(Set exercise): Print out the entries below with no edits.

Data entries
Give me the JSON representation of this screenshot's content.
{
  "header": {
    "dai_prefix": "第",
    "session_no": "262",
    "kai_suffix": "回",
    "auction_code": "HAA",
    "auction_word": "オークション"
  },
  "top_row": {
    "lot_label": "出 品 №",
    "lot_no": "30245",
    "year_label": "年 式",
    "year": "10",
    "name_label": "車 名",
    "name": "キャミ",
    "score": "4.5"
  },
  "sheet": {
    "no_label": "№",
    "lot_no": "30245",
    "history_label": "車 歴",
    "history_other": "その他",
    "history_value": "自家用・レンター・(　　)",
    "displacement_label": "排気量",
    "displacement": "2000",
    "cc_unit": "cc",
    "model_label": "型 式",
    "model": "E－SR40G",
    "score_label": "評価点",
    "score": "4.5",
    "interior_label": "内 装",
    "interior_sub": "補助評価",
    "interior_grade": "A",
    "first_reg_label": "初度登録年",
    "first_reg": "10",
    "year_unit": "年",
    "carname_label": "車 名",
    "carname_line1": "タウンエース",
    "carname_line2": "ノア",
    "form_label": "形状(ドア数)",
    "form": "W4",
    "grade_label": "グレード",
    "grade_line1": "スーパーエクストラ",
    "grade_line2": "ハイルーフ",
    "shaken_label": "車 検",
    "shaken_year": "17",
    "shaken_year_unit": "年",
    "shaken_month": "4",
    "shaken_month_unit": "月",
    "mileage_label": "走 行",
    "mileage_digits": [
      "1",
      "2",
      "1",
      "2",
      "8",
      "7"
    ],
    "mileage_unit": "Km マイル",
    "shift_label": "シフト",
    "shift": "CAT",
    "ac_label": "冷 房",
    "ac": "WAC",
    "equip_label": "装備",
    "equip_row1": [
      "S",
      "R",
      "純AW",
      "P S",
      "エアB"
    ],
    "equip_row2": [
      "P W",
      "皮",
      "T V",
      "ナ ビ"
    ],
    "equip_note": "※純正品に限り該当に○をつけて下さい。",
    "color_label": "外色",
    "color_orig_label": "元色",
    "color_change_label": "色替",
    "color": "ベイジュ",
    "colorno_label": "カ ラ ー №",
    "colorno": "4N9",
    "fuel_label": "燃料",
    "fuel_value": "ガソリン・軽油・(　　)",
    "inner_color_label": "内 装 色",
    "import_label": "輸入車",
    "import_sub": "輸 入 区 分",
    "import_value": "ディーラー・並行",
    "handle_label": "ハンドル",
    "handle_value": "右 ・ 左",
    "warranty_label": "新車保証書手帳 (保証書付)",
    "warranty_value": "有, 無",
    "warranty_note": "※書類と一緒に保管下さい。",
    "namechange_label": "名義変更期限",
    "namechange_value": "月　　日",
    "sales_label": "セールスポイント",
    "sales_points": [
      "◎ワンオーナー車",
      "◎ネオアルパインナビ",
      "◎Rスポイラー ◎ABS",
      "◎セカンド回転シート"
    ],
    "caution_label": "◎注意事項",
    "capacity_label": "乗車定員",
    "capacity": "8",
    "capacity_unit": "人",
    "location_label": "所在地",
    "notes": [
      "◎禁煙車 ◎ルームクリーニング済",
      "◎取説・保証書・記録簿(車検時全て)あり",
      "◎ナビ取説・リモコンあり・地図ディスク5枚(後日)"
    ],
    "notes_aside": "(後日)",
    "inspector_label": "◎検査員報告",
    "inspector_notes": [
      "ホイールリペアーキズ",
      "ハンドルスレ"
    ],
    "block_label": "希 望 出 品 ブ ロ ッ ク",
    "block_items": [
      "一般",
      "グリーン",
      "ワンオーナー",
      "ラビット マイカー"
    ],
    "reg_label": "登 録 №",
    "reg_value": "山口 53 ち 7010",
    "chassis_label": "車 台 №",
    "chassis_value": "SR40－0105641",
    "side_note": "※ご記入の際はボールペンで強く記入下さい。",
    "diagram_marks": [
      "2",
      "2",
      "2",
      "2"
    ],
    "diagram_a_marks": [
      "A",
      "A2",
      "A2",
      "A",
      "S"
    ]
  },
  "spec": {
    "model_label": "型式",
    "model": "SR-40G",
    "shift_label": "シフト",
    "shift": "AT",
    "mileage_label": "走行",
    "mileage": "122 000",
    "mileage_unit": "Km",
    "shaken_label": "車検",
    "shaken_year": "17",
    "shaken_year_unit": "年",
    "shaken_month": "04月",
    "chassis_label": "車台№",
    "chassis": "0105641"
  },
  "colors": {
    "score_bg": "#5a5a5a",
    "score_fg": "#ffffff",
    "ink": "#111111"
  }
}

(Final answer):
Give me the JSON representation of this screenshot's content.
{
  "header": {
    "dai_prefix": "第",
    "session_no": "262",
    "kai_suffix": "回",
    "auction_code": "HAA",
    "auction_word": "オークション"
  },
  "top_row": {
    "lot_label": "出 品 №",
    "lot_no": "30245",
    "year_label": "年 式",
    "year": "10",
    "name_label": "車 名",
    "name": "キャミ",
    "score": "4.5"
  },
  "sheet": {
    "no_label": "№",
    "lot_no": "30245",
    "history_label": "車 歴",
    "history_other": "その他",
    "history_value": "自家用・レンター・(　　)",
    "displacement_label": "排気量",
    "displacement": "2000",
    "cc_unit": "cc",
    "model_label": "型 式",
    "model": "E－SR40G",
    "score_label": "評価点",
    "score": "4.5",
    "interior_label": "内 装",
    "interior_sub": "補助評価",
    "interior_grade": "A",
    "first_reg_label": "初度登録年",
    "first_reg": "10",
    "year_unit": "年",
    "carname_label": "車 名",
    "carname_line1": "タウンエース",
    "carname_line2": "ノア",
    "form_label": "形状(ドア数)",
    "form": "W4",
    "grade_label": "グレード",
    "grade_line1": "スーパーエクストラ",
    "grade_line2": "ハイルーフ",
    "shaken_label": "車 検",
    "shaken_year": "17",
    "shaken_year_unit": "年",
    "shaken_month": "4",
    "shaken_month_unit": "月",
    "mileage_label": "走 行",
    "mileage_digits": [
      "1",
      "2",
      "1",
      "2",
      "8",
      "7"
    ],
    "mileage_unit": "Km マイル",
    "shift_label": "シフト",
    "shift": "CAT",
    "ac_label": "冷 房",
    "ac": "WAC",
    "equip_label": "装備",
    "equip_row1": [
      "S",
      "R",
      "純AW",
      "P S",
      "エアB"
    ],
    "equip_row2": [
      "P W",
      "皮",
      "T V",
      "ナ ビ"
    ],
    "equip_note": "※純正品に限り該当に○をつけて下さい。",
    "color_label": "外色",
    "color_orig_label": "元色",
    "color_change_label": "色替",
    "color": "ベイジュ",
    "colorno_label": "カ ラ ー №",
    "colorno": "4N9",
    "fuel_label": "燃料",
    "fuel_value": "ガソリン・軽油・(　　)",
    "inner_color_label": "内 装 色",
    "import_label": "輸入車",
    "import_sub": "輸 入 区 分",
    "import_value": "ディーラー・並行",
    "handle_label": "ハンドル",
    "handle_value": "右 ・ 左",
    "warranty_label": "新車保証書手帳 (保証書付)",
    "warranty_value": "有, 無",
    "warranty_note": "※書類と一緒に保管下さい。",
    "namechange_label": "名義変更期限",
    "namechange_value": "月　　日",
    "sales_label": "セールスポイント",
    "sales_points": [
      "◎ワンオーナー車",
      "◎ネオアルパインナビ",
      "◎Rスポイラー ◎ABS",
      "◎セカンド回転シート"
    ],
    "caution_label": "◎注意事項",
    "capacity_label": "乗車定員",
    "capacity": "8",
    "capacity_unit": "人",
    "location_label": "所在地",
    "notes": [
      "◎禁煙車 ◎ルームクリーニング済",
      "◎取説・保証書・記録簿(車検時全て)あり",
      "◎ナビ取説・リモコンあり・地図ディスク5枚(後日)"
    ],
    "notes_aside": "(後日)",
    "inspector_label": "◎検査員報告",
    "inspector_notes": [
      "ホイールリペアーキズ",
      "ハンドルスレ"
    ],
    "block_label": "希 望 出 品 ブ ロ ッ ク",
    "block_items": [
      "一般",
      "グリーン",
      "ワンオーナー",
      "ラビット マイカー"
    ],
    "reg_label": "登 録 №",
    "reg_value": "山口 53 ち 7010",
    "chassis_label": "車 台 №",
    "chassis_value": "SR40－0105641",
    "side_note": "※ご記入の際はボールペンで強く記入下さい。",
    "diagram_marks": [
      "2",
      "2",
      "2",
      "2"
    ],
    "diagram_a_marks": [
      "A",
      "A2",
      "A2",
      "A",
      "S"
    ]
  },
  "spec": {
    "model_label": "型式",
    "model": "SR-40G",
    "shift_label": "シフト",
    "shift": "AT",
    "mileage_label": "走行",
    "mileage": "122 000",
    "mileage_unit": "Km",
    "shaken_label": "車検",
    "shaken_year": "17",
    "shaken_year_unit": "年",
    "shaken_month": "04月",
    "chassis_label": "車台№",
    "chassis": "0105641"
  },
  "colors": {
    "score_bg": "#5a5a5a",
    "score_fg": "#ffffff",
    "ink": "#111111"
  }
}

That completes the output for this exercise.